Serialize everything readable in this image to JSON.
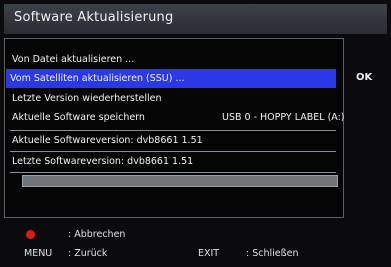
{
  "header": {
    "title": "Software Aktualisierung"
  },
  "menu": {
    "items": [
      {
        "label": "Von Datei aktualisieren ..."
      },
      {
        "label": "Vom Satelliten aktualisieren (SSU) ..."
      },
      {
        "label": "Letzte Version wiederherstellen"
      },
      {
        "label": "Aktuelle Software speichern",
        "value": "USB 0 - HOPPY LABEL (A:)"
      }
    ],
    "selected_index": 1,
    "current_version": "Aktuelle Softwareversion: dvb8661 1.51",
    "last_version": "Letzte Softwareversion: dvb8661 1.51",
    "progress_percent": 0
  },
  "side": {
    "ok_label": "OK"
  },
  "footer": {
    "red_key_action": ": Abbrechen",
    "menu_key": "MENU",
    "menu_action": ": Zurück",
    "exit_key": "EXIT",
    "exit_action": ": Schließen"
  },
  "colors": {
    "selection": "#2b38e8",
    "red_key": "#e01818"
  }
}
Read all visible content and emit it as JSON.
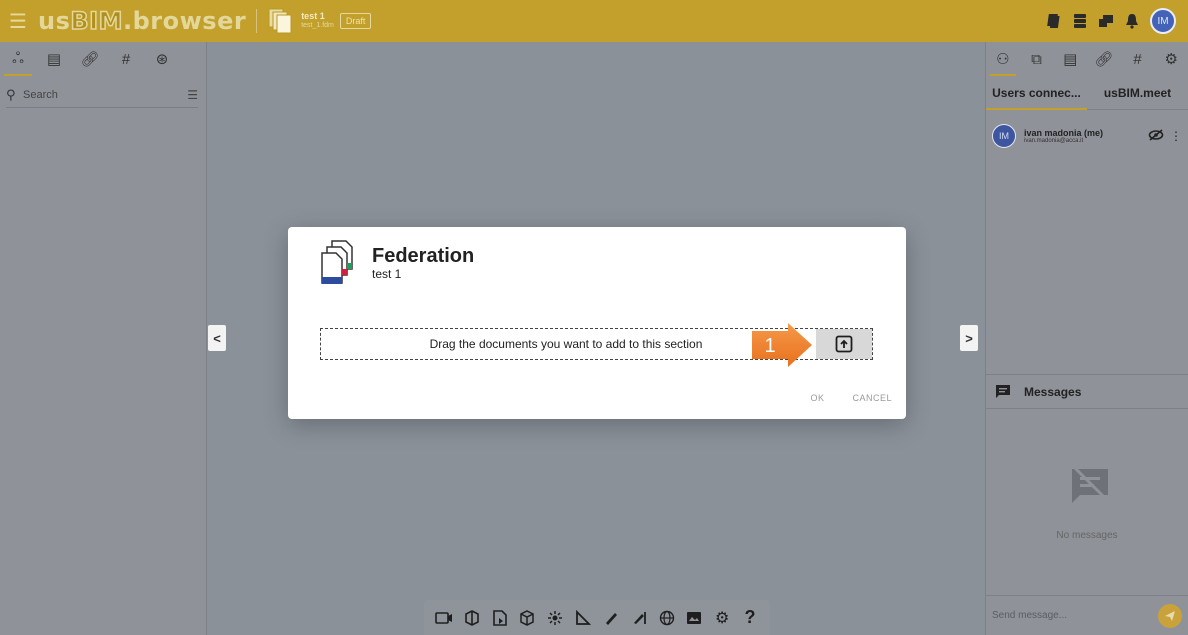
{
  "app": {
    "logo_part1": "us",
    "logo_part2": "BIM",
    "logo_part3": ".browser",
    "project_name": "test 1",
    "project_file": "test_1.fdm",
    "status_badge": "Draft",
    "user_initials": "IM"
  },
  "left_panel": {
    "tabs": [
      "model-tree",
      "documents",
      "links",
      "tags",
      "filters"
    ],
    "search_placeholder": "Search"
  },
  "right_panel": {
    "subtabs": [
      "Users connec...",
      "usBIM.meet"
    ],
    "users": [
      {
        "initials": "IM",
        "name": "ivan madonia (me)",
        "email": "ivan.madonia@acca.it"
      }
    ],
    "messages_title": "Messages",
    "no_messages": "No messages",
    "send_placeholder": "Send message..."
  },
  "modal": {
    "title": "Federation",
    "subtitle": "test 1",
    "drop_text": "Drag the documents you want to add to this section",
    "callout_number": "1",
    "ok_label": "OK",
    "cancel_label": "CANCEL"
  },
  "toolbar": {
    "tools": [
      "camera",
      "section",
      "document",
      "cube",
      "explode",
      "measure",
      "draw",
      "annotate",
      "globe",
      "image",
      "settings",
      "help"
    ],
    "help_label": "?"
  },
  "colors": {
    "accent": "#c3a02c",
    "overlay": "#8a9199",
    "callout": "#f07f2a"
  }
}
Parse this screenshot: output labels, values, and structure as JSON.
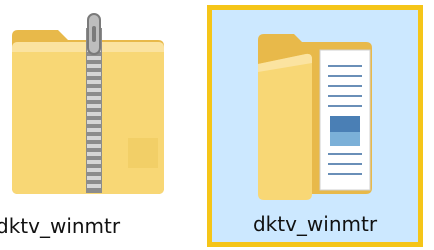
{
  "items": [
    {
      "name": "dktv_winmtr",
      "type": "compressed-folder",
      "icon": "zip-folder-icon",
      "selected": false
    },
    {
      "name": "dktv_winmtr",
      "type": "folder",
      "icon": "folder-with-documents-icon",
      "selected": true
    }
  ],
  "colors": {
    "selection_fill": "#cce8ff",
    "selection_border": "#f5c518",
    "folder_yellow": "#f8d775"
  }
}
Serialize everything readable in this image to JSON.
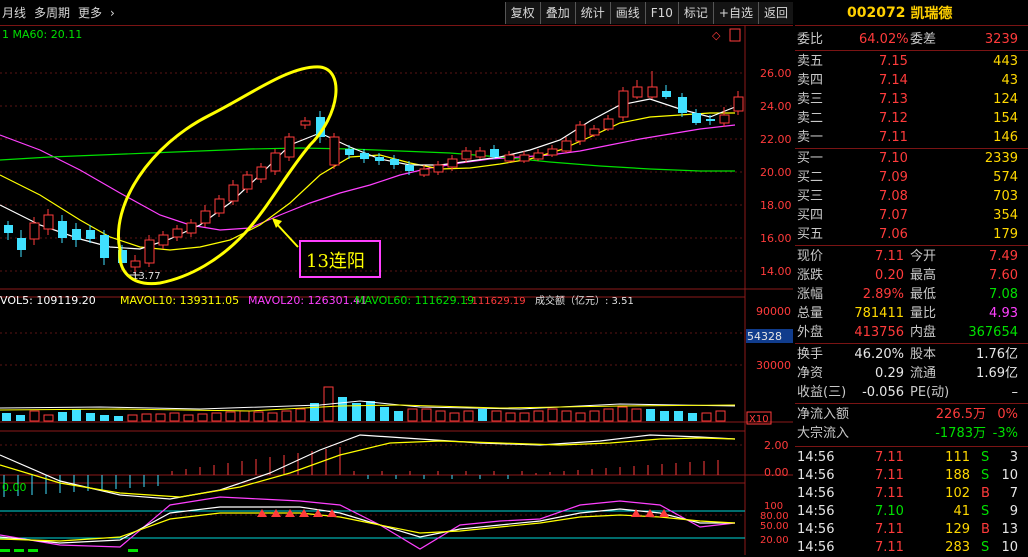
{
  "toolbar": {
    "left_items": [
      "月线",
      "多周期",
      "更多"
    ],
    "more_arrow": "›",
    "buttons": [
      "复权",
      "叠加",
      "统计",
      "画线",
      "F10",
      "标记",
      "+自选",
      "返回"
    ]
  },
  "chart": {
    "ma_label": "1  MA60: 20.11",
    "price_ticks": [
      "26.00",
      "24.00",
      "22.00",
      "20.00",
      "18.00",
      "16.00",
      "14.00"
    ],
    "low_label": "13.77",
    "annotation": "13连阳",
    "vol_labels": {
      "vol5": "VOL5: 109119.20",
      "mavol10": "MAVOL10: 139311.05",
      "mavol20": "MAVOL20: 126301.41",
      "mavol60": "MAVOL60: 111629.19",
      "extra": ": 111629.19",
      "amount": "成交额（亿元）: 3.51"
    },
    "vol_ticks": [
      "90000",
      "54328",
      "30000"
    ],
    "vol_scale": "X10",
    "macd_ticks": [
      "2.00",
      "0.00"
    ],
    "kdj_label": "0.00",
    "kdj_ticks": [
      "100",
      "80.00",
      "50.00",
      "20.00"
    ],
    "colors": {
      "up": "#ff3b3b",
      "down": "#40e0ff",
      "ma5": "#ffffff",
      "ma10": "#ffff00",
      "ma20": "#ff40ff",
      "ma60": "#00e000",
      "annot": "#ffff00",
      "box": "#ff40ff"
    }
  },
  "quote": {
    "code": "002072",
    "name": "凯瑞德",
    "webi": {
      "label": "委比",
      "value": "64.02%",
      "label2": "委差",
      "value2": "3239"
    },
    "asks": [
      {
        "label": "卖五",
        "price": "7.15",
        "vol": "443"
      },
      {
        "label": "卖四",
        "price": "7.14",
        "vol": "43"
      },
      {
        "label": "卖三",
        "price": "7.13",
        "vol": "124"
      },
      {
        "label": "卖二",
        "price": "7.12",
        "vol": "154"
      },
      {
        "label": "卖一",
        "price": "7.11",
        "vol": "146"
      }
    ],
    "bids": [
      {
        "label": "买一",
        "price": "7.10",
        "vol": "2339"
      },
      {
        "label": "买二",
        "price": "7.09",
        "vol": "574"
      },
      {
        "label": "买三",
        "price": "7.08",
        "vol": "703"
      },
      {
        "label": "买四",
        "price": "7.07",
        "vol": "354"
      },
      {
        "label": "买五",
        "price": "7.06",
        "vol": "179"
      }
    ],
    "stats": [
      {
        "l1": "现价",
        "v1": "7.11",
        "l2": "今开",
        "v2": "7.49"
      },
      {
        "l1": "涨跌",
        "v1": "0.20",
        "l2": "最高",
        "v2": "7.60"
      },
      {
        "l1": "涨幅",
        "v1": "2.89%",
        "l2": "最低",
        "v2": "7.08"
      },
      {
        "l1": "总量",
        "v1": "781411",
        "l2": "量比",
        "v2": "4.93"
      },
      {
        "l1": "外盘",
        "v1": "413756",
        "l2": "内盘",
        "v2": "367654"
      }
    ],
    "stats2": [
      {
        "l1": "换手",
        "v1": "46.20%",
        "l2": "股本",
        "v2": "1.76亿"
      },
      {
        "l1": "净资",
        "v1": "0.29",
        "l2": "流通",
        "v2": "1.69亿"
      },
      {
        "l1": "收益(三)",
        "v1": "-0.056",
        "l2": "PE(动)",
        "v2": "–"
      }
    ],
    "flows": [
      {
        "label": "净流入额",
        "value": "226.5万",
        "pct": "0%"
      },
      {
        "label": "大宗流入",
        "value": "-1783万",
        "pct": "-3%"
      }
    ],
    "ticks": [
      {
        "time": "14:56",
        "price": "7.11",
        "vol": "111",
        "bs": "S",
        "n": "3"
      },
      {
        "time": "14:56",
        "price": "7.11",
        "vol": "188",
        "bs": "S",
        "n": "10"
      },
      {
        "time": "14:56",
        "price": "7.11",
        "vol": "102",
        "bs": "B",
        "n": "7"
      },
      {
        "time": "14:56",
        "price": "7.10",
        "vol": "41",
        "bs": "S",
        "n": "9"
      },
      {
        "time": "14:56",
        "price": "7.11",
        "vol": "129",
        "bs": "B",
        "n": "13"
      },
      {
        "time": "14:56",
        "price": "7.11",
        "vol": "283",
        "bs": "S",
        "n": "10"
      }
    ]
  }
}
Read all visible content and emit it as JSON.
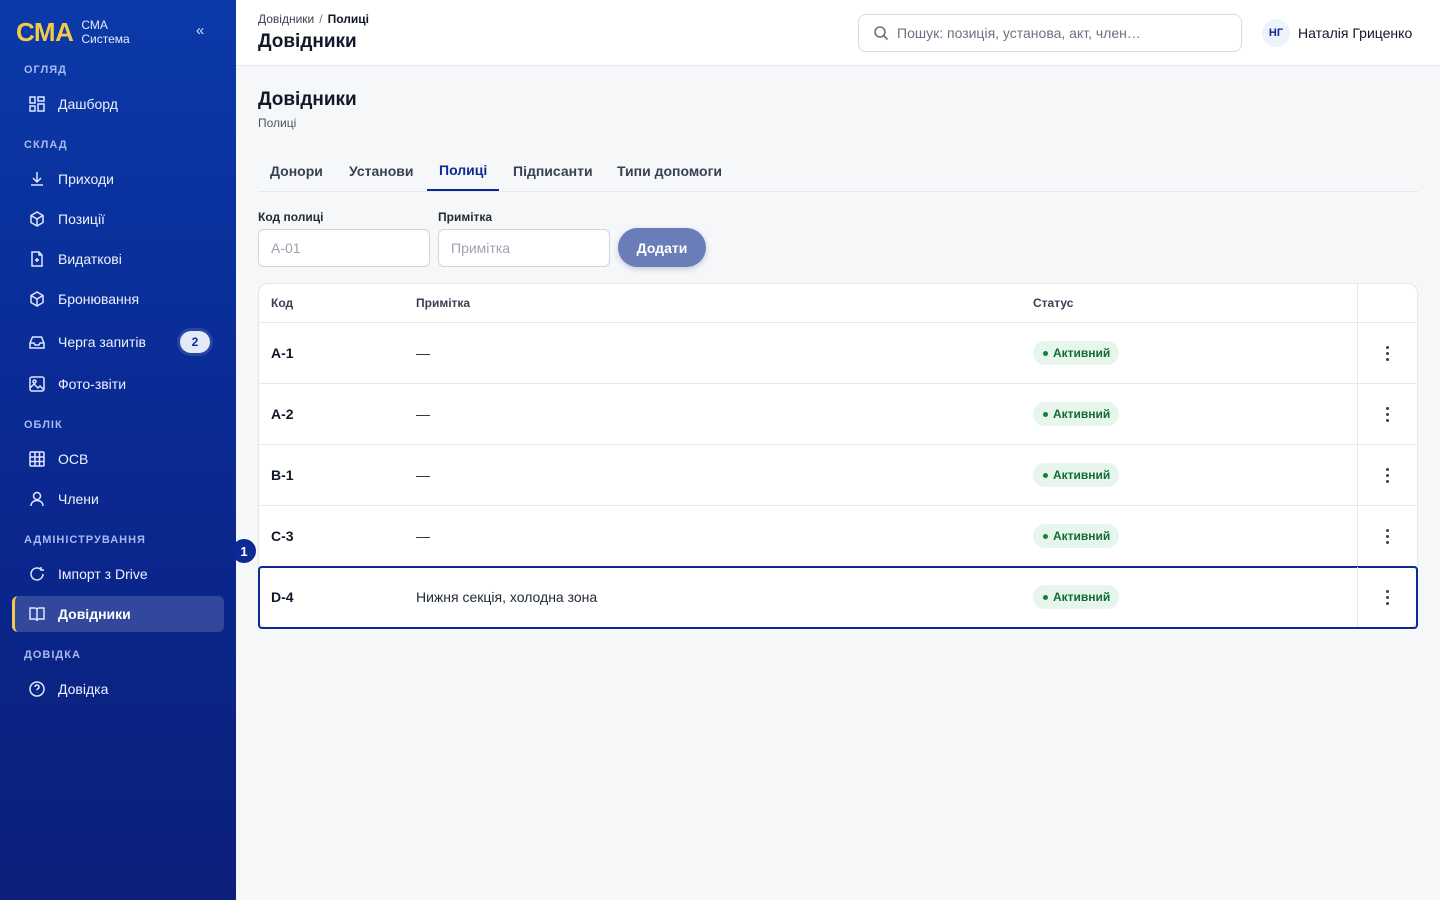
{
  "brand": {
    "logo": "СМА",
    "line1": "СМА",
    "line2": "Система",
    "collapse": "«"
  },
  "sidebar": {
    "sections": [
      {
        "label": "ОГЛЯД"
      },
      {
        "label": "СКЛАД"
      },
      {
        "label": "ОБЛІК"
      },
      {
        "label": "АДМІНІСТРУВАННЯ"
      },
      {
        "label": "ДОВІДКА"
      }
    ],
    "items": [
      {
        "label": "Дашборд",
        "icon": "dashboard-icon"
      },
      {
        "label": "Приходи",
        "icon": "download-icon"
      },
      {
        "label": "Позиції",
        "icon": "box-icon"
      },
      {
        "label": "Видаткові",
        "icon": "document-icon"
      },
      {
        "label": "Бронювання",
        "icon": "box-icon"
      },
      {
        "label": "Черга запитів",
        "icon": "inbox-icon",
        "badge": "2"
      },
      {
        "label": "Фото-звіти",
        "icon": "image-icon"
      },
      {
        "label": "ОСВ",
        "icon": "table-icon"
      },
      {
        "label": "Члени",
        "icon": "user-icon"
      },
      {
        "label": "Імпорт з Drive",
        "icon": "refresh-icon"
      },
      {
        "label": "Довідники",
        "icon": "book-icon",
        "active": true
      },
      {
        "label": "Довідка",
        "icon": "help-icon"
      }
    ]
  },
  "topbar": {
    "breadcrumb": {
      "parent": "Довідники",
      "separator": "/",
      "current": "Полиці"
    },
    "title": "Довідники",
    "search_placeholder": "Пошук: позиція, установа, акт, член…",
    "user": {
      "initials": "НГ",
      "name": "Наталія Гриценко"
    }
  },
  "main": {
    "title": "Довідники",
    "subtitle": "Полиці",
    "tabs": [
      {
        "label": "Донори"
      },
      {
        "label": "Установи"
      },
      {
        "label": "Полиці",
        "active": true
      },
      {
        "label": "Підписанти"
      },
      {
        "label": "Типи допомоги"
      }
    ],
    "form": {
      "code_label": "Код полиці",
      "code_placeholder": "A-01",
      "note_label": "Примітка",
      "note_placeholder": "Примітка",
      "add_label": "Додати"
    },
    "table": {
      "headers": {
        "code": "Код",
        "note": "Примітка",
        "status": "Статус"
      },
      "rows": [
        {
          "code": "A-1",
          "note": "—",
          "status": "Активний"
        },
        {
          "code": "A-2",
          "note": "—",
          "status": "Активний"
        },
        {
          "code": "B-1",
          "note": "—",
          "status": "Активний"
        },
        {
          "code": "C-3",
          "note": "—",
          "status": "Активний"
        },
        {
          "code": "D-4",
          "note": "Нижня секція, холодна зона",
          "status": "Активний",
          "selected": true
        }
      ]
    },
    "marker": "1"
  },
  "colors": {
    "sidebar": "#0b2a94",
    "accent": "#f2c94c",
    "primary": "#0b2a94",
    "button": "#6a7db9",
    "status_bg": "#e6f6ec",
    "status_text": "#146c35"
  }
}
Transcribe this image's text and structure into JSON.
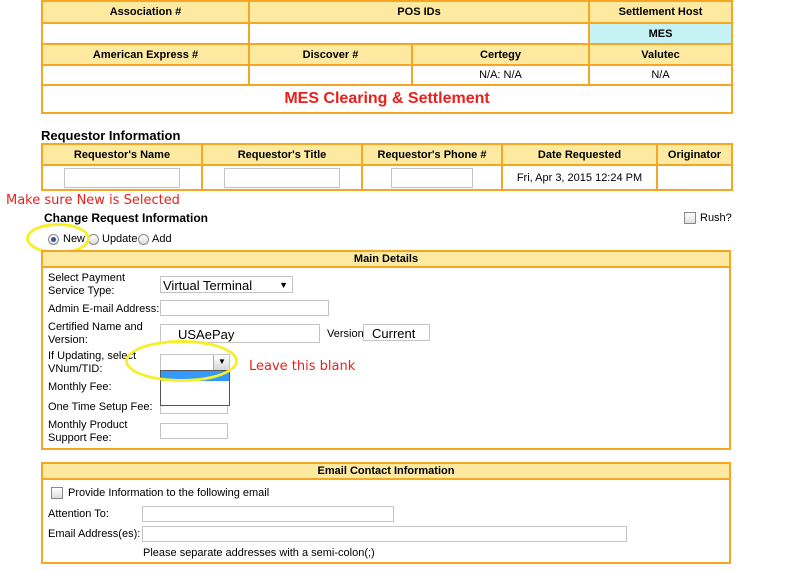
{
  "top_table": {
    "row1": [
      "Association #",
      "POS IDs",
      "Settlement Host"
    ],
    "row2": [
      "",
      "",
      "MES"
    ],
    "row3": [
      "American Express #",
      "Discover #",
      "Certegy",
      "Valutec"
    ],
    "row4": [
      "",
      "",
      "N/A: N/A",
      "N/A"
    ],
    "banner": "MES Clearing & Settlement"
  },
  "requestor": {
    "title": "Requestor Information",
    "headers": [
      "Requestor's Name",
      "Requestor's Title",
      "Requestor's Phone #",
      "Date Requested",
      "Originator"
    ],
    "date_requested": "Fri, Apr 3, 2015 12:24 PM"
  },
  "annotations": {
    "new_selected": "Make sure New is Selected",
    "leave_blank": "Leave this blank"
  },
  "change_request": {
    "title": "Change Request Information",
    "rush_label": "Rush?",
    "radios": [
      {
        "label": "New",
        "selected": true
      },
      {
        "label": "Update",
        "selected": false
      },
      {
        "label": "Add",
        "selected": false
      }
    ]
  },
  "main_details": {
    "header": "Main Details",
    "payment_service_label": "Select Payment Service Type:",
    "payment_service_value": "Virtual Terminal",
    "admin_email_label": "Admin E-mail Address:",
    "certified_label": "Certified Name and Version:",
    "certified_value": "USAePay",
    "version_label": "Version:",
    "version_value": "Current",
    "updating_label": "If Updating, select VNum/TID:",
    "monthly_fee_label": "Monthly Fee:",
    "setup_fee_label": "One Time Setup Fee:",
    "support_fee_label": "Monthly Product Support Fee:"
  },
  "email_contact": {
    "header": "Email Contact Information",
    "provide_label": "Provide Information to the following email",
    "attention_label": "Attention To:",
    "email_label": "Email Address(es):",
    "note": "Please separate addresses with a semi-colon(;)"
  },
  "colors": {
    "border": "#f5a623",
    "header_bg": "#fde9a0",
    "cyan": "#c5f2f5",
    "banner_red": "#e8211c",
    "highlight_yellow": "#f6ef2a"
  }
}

▸ **WHAT IS NEEDED**
Go through the entries and return each line where the word "true" appears.

▸ **RESULT FOR THIS EXERCISE**
      "selected": true
        "active": true
        "active": true
          "selected": true
        "selected": true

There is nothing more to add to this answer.